--- Exercise goal ---
Arrange the lines below as a numbered list, omitting any blank lines. Include only the lines from the one containing "q3-answer xyxy=(146,185,837,205)" through the one containing "q4-option-a: A. 该实验说明发声的音叉在振动", with both of those lines included.

▼▼▼

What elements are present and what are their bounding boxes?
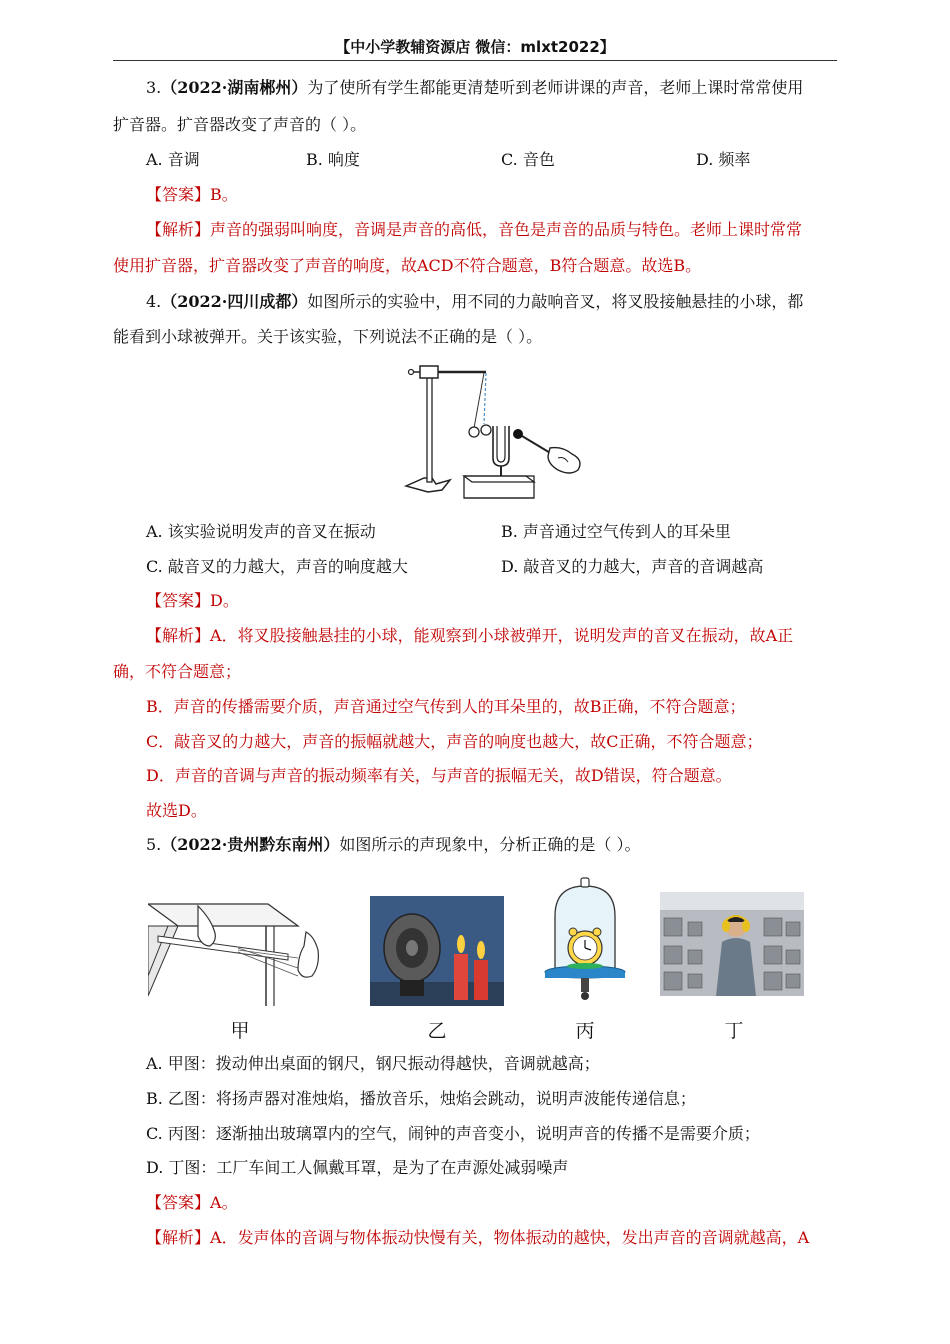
q3-answer xyxy=(146,185,837,205)
pendulum-ball xyxy=(469,427,479,437)
figure-bing-bell-jar xyxy=(542,874,628,1006)
q4-stem-line-1 xyxy=(146,292,837,312)
caption-ding: 丁 xyxy=(724,1020,744,1042)
mallet-head xyxy=(513,429,523,439)
figure-ding-factory-worker xyxy=(660,892,804,996)
tuning-fork xyxy=(493,426,509,466)
header-divider xyxy=(113,60,837,61)
q3-answer-label: 【答案】 xyxy=(146,185,211,204)
q3-stem-1: 为了使所有学生都能更清楚听到老师讲课的声音，老师上课时常常使用 xyxy=(307,78,804,97)
q4-analysis-label: 【解析】 xyxy=(146,626,211,645)
q3-option-d: D. 频率 xyxy=(696,150,751,169)
q4-analysis-1: A．将叉股接触悬挂的小球，能观察到小球被弹开，说明发声的音叉在振动，故A正 xyxy=(210,626,794,645)
worker-body xyxy=(716,938,756,996)
candle-right xyxy=(474,960,488,1000)
q4-option-c: C. 敲音叉的力越大，声音的响度越大 xyxy=(146,557,408,576)
q4-answer xyxy=(146,591,837,611)
ear-muff xyxy=(722,920,730,932)
q5-analysis-1: A．发声体的音调与物体振动快慢有关，物体振动的越快，发出声音的音调就越高，A xyxy=(210,1228,810,1247)
q3-option-c: C. 音色 xyxy=(501,150,555,169)
pendulum-string-displaced xyxy=(484,373,486,424)
steel-ruler xyxy=(158,936,288,960)
hand xyxy=(548,448,580,473)
q5-analysis-line-1 xyxy=(146,1228,837,1248)
q4-option-b: B. 声音通过空气传到人的耳朵里 xyxy=(501,522,731,541)
pendulum-string xyxy=(474,373,484,428)
q5-option-d: D. 丁图：工厂车间工人佩戴耳罩，是为了在声源处减弱噪声 xyxy=(146,1158,569,1177)
q5-answer-label: 【答案】 xyxy=(146,1193,211,1212)
q4-stem-1: 如图所示的实验中，用不同的力敲响音叉，将叉股接触悬挂的小球，都 xyxy=(307,292,804,311)
q3-option-b: B. 响度 xyxy=(306,150,360,169)
q3-analysis-label: 【解析】 xyxy=(146,220,211,239)
pendulum-ball-displaced xyxy=(481,425,491,435)
q4-option-a: A. 该实验说明发声的音叉在振动 xyxy=(146,522,376,541)
candle-left xyxy=(454,954,468,1000)
vacuum-valve xyxy=(581,978,589,992)
q4-analysis-3: B．声音的传播需要介质，声音通过空气传到人的耳朵里的，故B正确，不符合题意； xyxy=(146,697,746,716)
q4-stem-2: 能看到小球被弹开。关于该实验，下列说法不正确的是（ ）。 xyxy=(113,327,543,346)
q5-analysis-label: 【解析】 xyxy=(146,1228,211,1247)
flame-right xyxy=(477,941,485,959)
q4-answer-value: D。 xyxy=(210,591,239,610)
q4-analysis-line-1 xyxy=(146,626,837,646)
tuning-fork-figure xyxy=(402,362,590,504)
q5-option-c: C. 丙图：逐渐抽出玻璃罩内的空气，闹钟的声音变小，说明声音的传播不是需要介质； xyxy=(146,1124,760,1143)
stand-clamp xyxy=(420,366,438,378)
q4-option-d: D. 敲音叉的力越大，声音的音调越高 xyxy=(501,557,764,576)
q4-source: （2022·四川成都） xyxy=(161,292,308,311)
q3-option-a: A. 音调 xyxy=(146,150,200,169)
q3-number: 3. xyxy=(146,78,162,97)
q4-analysis-6: 故选D。 xyxy=(146,801,207,820)
q4-analysis-4: C．敲音叉的力越大，声音的振幅就越大，声音的响度也越大，故C正确，不符合题意； xyxy=(146,732,763,751)
q3-stem-line-1 xyxy=(146,78,837,98)
q3-analysis-line-1 xyxy=(146,220,837,240)
q4-answer-label: 【答案】 xyxy=(146,591,211,610)
q4-number: 4. xyxy=(146,292,162,311)
q5-answer-value: A。 xyxy=(210,1193,238,1212)
caption-jia: 甲 xyxy=(230,1020,250,1042)
figure-yi-speaker-candles xyxy=(370,896,504,1006)
q4-analysis-5: D．声音的音调与声音的振动频率有关，与声音的振幅无关，故D错误，符合题意。 xyxy=(146,766,732,785)
q5-stem-1: 如图所示的声现象中，分析正确的是（ ）。 xyxy=(339,835,641,854)
q5-stem-line-1 xyxy=(146,835,837,855)
stand-pole xyxy=(427,372,432,482)
q3-analysis-1: 声音的强弱叫响度，音调是声音的高低，音色是声音的品质与特色。老师上课时常常 xyxy=(210,220,803,239)
q5-source: （2022·贵州黔东南州） xyxy=(161,835,340,854)
q4-analysis-2: 确，不符合题意； xyxy=(113,662,242,681)
q3-source: （2022·湖南郴州） xyxy=(161,78,308,97)
q3-answer-value: B。 xyxy=(210,185,238,204)
q5-option-b: B. 乙图：将扬声器对准烛焰，播放音乐，烛焰会跳动，说明声波能传递信息； xyxy=(146,1089,696,1108)
q5-number: 5. xyxy=(146,835,162,854)
figure-jia-ruler xyxy=(148,896,332,1008)
q3-analysis-2: 使用扩音器，扩音器改变了声音的响度，故ACD不符合题意，B符合题意。故选B。 xyxy=(113,256,702,275)
caption-bing: 丙 xyxy=(575,1020,595,1042)
flame-left xyxy=(457,935,465,953)
q5-answer xyxy=(146,1193,837,1213)
q5-option-a: A. 甲图：拨动伸出桌面的钢尺，钢尺振动得越快，音调就越高； xyxy=(146,1054,600,1073)
hand-plucking xyxy=(298,932,318,977)
q3-stem-2: 扩音器。扩音器改变了声音的（ ）。 xyxy=(113,115,367,134)
resonance-box xyxy=(464,476,534,482)
page-header: 【中小学教辅资源店 微信：mlxt2022】 xyxy=(335,38,615,56)
caption-yi: 乙 xyxy=(427,1020,447,1042)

▲▲▲

--- Reply to the task ---
1. q3-answer xyxy=(146,185,837,205)
2. pendulum-ball xyxy=(469,427,479,437)
3. figure-bing-bell-jar xyxy=(542,874,628,1006)
4. q4-stem-line-1 xyxy=(146,292,837,312)
5. caption-ding: 丁 xyxy=(724,1020,744,1042)
6. mallet-head xyxy=(513,429,523,439)
7. figure-ding-factory-worker xyxy=(660,892,804,996)
8. tuning-fork xyxy=(493,426,509,466)
9. header-divider xyxy=(113,60,837,61)
10. q3-answer-label: 【答案】 xyxy=(146,185,211,204)
11. q3-stem-1: 为了使所有学生都能更清楚听到老师讲课的声音，老师上课时常常使用 xyxy=(307,78,804,97)
12. q4-analysis-label: 【解析】 xyxy=(146,626,211,645)
13. q3-option-d: D. 频率 xyxy=(696,150,751,169)
14. q4-analysis-1: A．将叉股接触悬挂的小球，能观察到小球被弹开，说明发声的音叉在振动，故A正 xyxy=(210,626,794,645)
15. worker-body xyxy=(716,938,756,996)
16. candle-right xyxy=(474,960,488,1000)
17. q4-option-c: C. 敲音叉的力越大，声音的响度越大 xyxy=(146,557,408,576)
18. q4-answer xyxy=(146,591,837,611)
19. ear-muff xyxy=(722,920,730,932)
20. q5-analysis-1: A．发声体的音调与物体振动快慢有关，物体振动的越快，发出声音的音调就越高，A xyxy=(210,1228,810,1247)
21. q3-option-c: C. 音色 xyxy=(501,150,555,169)
22. pendulum-string-displaced xyxy=(484,373,486,424)
23. steel-ruler xyxy=(158,936,288,960)
24. hand xyxy=(548,448,580,473)
25. q5-analysis-line-1 xyxy=(146,1228,837,1248)
26. q4-option-b: B. 声音通过空气传到人的耳朵里 xyxy=(501,522,731,541)
27. pendulum-string xyxy=(474,373,484,428)
28. q5-option-d: D. 丁图：工厂车间工人佩戴耳罩，是为了在声源处减弱噪声 xyxy=(146,1158,569,1177)
29. q5-answer-label: 【答案】 xyxy=(146,1193,211,1212)
30. q4-stem-1: 如图所示的实验中，用不同的力敲响音叉，将叉股接触悬挂的小球，都 xyxy=(307,292,804,311)
31. q3-option-b: B. 响度 xyxy=(306,150,360,169)
32. q3-analysis-label: 【解析】 xyxy=(146,220,211,239)
33. pendulum-ball-displaced xyxy=(481,425,491,435)
34. q4-option-a: A. 该实验说明发声的音叉在振动 xyxy=(146,522,376,541)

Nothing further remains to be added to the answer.